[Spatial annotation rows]
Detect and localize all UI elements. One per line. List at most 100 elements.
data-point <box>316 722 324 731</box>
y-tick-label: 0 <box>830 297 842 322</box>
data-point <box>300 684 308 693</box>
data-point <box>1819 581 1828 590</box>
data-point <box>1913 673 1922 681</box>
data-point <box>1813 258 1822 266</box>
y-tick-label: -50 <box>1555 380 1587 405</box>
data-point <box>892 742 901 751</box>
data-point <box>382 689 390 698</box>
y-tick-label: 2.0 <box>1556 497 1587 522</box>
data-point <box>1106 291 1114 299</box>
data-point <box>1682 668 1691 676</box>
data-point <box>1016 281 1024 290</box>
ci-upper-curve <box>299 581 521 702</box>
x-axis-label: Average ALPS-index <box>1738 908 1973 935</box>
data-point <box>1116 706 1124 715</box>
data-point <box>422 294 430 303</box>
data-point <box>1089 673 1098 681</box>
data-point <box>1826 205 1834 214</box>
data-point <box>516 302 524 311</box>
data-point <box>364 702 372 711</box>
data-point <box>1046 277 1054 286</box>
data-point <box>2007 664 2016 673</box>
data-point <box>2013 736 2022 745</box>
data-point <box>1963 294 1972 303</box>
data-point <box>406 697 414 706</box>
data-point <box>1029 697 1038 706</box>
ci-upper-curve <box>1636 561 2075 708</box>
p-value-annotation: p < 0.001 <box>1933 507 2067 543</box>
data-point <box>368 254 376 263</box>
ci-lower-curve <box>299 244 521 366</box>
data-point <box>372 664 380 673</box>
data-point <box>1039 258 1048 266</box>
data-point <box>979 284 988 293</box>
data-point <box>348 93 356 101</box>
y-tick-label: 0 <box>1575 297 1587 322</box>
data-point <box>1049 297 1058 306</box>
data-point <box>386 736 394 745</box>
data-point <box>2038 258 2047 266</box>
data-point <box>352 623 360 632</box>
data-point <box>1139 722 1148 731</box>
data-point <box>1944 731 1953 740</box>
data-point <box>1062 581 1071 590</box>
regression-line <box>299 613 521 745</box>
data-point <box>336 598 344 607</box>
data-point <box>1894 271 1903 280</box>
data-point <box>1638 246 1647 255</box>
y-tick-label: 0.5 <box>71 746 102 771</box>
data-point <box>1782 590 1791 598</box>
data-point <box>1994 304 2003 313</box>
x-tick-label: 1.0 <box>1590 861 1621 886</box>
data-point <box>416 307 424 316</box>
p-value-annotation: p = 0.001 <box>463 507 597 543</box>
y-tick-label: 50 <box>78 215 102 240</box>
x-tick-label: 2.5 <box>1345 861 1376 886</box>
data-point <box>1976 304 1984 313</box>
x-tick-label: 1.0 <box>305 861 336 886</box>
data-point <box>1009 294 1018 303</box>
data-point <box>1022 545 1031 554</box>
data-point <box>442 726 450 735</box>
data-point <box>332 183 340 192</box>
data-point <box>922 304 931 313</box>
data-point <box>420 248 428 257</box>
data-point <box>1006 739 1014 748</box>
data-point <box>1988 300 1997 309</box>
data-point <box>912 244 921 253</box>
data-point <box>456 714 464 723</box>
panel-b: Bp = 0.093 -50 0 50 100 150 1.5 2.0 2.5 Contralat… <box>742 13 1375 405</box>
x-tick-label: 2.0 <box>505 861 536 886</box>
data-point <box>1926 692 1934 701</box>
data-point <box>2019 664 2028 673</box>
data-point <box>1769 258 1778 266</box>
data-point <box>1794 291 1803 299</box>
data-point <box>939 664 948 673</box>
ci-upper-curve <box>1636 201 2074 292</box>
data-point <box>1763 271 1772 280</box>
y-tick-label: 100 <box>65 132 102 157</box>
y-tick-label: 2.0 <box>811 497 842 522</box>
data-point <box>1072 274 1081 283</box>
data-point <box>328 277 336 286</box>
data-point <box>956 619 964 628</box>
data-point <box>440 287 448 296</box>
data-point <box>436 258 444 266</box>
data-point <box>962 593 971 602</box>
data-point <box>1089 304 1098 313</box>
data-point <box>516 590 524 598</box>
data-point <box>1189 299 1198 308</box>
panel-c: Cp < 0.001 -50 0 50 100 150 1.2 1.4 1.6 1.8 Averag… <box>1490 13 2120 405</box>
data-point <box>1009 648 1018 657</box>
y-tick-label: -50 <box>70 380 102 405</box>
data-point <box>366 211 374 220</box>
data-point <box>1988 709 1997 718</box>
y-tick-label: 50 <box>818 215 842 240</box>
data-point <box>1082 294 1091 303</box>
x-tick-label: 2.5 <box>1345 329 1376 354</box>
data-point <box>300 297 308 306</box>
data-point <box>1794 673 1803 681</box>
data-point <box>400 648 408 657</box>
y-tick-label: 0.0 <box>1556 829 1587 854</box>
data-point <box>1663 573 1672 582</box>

▶ What to produce
Return the rows above line for line, without changing anything.

▶ Reply
Detect and localize all UI elements. One per line. List at most 100 elements.
data-point <box>316 722 324 731</box>
y-tick-label: 0 <box>830 297 842 322</box>
data-point <box>300 684 308 693</box>
data-point <box>1819 581 1828 590</box>
data-point <box>1913 673 1922 681</box>
data-point <box>1813 258 1822 266</box>
y-tick-label: -50 <box>1555 380 1587 405</box>
data-point <box>892 742 901 751</box>
data-point <box>382 689 390 698</box>
y-tick-label: 2.0 <box>1556 497 1587 522</box>
data-point <box>1106 291 1114 299</box>
data-point <box>1682 668 1691 676</box>
data-point <box>1016 281 1024 290</box>
ci-upper-curve <box>299 581 521 702</box>
x-axis-label: Average ALPS-index <box>1738 908 1973 935</box>
data-point <box>1116 706 1124 715</box>
data-point <box>422 294 430 303</box>
data-point <box>1089 673 1098 681</box>
data-point <box>1826 205 1834 214</box>
data-point <box>516 302 524 311</box>
data-point <box>364 702 372 711</box>
data-point <box>1046 277 1054 286</box>
data-point <box>2007 664 2016 673</box>
data-point <box>2013 736 2022 745</box>
data-point <box>1963 294 1972 303</box>
data-point <box>406 697 414 706</box>
data-point <box>1029 697 1038 706</box>
ci-upper-curve <box>1636 561 2075 708</box>
p-value-annotation: p < 0.001 <box>1933 507 2067 543</box>
data-point <box>368 254 376 263</box>
ci-lower-curve <box>299 244 521 366</box>
data-point <box>372 664 380 673</box>
data-point <box>1039 258 1048 266</box>
data-point <box>979 284 988 293</box>
data-point <box>348 93 356 101</box>
y-tick-label: 0 <box>1575 297 1587 322</box>
data-point <box>1049 297 1058 306</box>
data-point <box>386 736 394 745</box>
data-point <box>2038 258 2047 266</box>
data-point <box>352 623 360 632</box>
data-point <box>1139 722 1148 731</box>
data-point <box>1944 731 1953 740</box>
data-point <box>1062 581 1071 590</box>
regression-line <box>299 613 521 745</box>
data-point <box>336 598 344 607</box>
data-point <box>1894 271 1903 280</box>
data-point <box>1638 246 1647 255</box>
y-tick-label: 0.5 <box>71 746 102 771</box>
data-point <box>1782 590 1791 598</box>
data-point <box>1994 304 2003 313</box>
x-tick-label: 1.0 <box>1590 861 1621 886</box>
data-point <box>416 307 424 316</box>
p-value-annotation: p = 0.001 <box>463 507 597 543</box>
y-tick-label: 50 <box>78 215 102 240</box>
x-tick-label: 2.5 <box>1345 861 1376 886</box>
data-point <box>1976 304 1984 313</box>
x-tick-label: 1.0 <box>305 861 336 886</box>
data-point <box>1009 294 1018 303</box>
data-point <box>1022 545 1031 554</box>
data-point <box>442 726 450 735</box>
data-point <box>332 183 340 192</box>
data-point <box>922 304 931 313</box>
data-point <box>420 248 428 257</box>
data-point <box>1006 739 1014 748</box>
data-point <box>1988 300 1997 309</box>
data-point <box>912 244 921 253</box>
data-point <box>456 714 464 723</box>
panel-b: Bp = 0.093 -50 0 50 100 150 1.5 2.0 2.5 Contralat… <box>742 13 1375 405</box>
x-tick-label: 2.0 <box>505 861 536 886</box>
data-point <box>1926 692 1934 701</box>
data-point <box>2019 664 2028 673</box>
data-point <box>1769 258 1778 266</box>
data-point <box>1794 291 1803 299</box>
data-point <box>939 664 948 673</box>
ci-upper-curve <box>1636 201 2074 292</box>
data-point <box>1763 271 1772 280</box>
y-tick-label: 100 <box>65 132 102 157</box>
y-tick-label: 2.0 <box>811 497 842 522</box>
data-point <box>1072 274 1081 283</box>
data-point <box>328 277 336 286</box>
data-point <box>956 619 964 628</box>
data-point <box>440 287 448 296</box>
data-point <box>436 258 444 266</box>
data-point <box>962 593 971 602</box>
data-point <box>1089 304 1098 313</box>
data-point <box>516 590 524 598</box>
data-point <box>1189 299 1198 308</box>
panel-c: Cp < 0.001 -50 0 50 100 150 1.2 1.4 1.6 1.8 Averag… <box>1490 13 2120 405</box>
data-point <box>1009 648 1018 657</box>
y-tick-label: -50 <box>70 380 102 405</box>
data-point <box>366 211 374 220</box>
data-point <box>1988 709 1997 718</box>
y-tick-label: 50 <box>818 215 842 240</box>
data-point <box>1082 294 1091 303</box>
x-tick-label: 2.5 <box>1345 329 1376 354</box>
data-point <box>300 297 308 306</box>
data-point <box>1794 673 1803 681</box>
data-point <box>400 648 408 657</box>
y-tick-label: 0.0 <box>1556 829 1587 854</box>
data-point <box>1663 573 1672 582</box>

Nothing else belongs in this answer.